**Your task:** Determine which lines of the records include the word "的最大值为", and copy them.

■ ■ ■

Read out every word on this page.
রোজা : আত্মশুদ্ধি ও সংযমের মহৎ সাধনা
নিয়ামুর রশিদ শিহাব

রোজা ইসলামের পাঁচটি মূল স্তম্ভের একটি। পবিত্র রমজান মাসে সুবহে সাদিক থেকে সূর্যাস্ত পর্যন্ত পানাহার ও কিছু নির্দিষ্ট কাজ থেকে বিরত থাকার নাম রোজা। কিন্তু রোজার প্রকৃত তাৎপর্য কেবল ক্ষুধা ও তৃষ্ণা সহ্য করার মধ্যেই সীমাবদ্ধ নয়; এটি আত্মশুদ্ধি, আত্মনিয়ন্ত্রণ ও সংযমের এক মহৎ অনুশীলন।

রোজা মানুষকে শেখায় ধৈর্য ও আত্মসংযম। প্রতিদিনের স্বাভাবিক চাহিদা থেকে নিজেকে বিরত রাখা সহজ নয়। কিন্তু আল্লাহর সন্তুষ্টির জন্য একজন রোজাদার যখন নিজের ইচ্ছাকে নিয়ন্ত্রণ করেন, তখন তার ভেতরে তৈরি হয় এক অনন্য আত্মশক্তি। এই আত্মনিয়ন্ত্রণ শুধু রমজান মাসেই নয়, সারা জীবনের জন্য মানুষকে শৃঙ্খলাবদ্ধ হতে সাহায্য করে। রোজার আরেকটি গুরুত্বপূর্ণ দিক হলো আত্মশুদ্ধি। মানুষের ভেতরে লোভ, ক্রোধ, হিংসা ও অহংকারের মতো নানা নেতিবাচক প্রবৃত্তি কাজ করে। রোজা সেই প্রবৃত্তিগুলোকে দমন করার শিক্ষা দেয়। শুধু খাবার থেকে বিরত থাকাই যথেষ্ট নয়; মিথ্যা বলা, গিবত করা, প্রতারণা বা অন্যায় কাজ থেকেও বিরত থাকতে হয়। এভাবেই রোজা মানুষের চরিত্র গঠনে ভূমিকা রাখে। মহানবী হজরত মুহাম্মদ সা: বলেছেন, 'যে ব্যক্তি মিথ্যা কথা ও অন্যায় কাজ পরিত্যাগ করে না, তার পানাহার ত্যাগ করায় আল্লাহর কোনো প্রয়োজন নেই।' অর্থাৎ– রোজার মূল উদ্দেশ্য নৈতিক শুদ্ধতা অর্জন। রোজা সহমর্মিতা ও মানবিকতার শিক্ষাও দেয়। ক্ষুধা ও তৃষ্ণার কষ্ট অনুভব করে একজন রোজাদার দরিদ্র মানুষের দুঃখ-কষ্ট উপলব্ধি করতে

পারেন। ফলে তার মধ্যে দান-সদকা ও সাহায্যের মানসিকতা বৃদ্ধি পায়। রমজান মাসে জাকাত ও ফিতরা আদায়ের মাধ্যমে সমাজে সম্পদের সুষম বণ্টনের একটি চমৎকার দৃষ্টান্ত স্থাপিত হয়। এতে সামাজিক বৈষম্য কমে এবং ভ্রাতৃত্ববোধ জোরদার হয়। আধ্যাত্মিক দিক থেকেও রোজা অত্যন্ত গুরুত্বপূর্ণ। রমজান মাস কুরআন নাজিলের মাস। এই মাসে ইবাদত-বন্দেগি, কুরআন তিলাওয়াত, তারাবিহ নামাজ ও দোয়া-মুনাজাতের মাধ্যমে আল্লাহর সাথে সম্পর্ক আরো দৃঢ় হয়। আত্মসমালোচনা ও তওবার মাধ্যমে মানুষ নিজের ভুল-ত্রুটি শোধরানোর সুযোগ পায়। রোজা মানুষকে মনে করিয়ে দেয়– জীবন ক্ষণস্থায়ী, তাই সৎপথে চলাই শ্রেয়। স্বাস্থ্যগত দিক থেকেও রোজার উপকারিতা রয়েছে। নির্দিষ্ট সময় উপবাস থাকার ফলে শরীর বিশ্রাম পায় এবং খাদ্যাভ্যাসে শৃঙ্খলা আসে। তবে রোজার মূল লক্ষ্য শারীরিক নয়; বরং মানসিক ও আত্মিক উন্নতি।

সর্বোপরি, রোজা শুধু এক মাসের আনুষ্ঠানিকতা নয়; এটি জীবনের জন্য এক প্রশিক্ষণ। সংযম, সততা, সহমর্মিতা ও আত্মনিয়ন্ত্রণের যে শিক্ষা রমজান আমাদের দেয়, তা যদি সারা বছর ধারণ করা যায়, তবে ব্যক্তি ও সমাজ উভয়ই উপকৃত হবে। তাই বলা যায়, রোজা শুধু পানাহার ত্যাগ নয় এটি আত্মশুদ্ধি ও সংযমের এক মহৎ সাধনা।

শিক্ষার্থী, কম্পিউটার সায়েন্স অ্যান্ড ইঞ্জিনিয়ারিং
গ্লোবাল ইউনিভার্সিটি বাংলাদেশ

■ ■ ■

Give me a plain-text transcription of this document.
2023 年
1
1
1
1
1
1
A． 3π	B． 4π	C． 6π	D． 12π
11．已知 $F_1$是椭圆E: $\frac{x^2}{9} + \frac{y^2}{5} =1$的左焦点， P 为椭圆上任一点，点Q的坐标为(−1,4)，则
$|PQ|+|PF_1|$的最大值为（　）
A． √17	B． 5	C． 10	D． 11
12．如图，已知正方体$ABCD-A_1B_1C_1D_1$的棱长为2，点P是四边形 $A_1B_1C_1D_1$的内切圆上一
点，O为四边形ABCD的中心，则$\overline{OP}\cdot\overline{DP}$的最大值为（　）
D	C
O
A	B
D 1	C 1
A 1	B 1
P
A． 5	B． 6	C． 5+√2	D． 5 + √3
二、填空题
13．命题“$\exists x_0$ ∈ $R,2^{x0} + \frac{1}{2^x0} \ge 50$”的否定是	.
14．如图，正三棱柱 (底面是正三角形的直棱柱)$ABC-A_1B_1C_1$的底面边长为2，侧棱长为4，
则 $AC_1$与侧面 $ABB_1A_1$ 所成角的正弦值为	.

■ ■ ■

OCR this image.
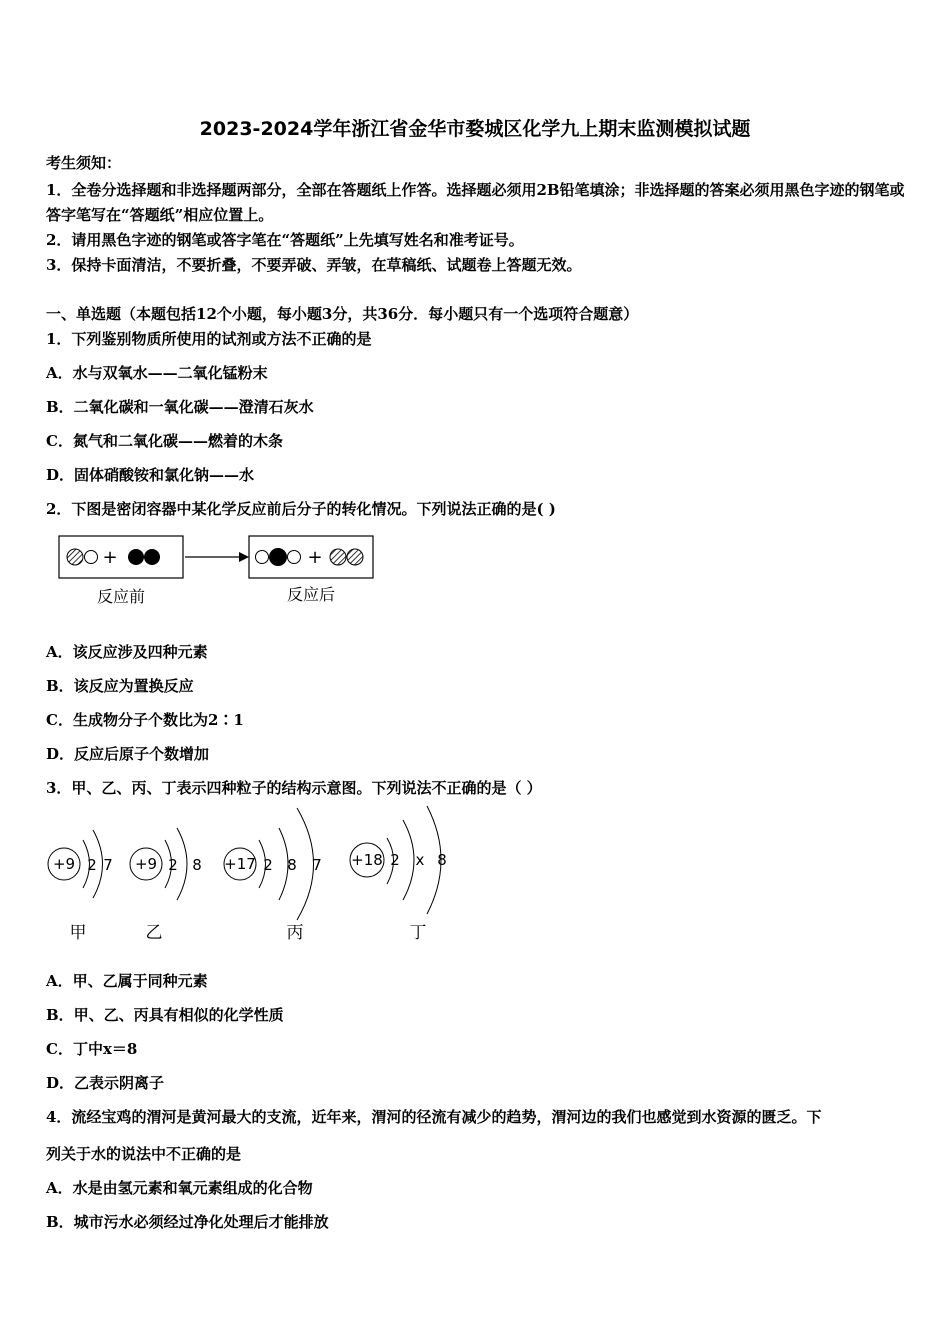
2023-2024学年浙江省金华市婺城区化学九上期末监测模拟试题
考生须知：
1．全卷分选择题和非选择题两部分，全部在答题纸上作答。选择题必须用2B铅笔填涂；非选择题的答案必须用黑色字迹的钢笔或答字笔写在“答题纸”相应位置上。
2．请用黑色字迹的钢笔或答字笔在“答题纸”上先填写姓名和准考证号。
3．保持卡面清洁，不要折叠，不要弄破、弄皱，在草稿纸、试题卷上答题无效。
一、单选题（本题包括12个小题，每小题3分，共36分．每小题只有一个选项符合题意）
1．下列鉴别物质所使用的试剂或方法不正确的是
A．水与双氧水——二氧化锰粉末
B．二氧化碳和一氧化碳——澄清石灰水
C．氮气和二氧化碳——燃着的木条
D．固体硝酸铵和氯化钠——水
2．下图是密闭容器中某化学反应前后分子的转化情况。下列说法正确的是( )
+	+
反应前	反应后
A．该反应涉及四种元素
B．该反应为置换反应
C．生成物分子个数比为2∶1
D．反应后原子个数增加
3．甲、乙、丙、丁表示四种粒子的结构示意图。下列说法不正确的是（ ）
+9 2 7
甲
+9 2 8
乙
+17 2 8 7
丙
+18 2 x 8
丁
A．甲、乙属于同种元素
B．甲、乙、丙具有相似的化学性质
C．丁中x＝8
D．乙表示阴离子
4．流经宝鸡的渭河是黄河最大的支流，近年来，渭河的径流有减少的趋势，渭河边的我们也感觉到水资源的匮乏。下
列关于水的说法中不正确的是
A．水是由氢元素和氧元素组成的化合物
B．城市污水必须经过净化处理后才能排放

■ ■ ■

**Result:**
$|PQ|+|PF_1|$的最大值为（　）
点，O为四边形ABCD的中心，则$\overline{OP}\cdot\overline{DP}$的最大值为（　）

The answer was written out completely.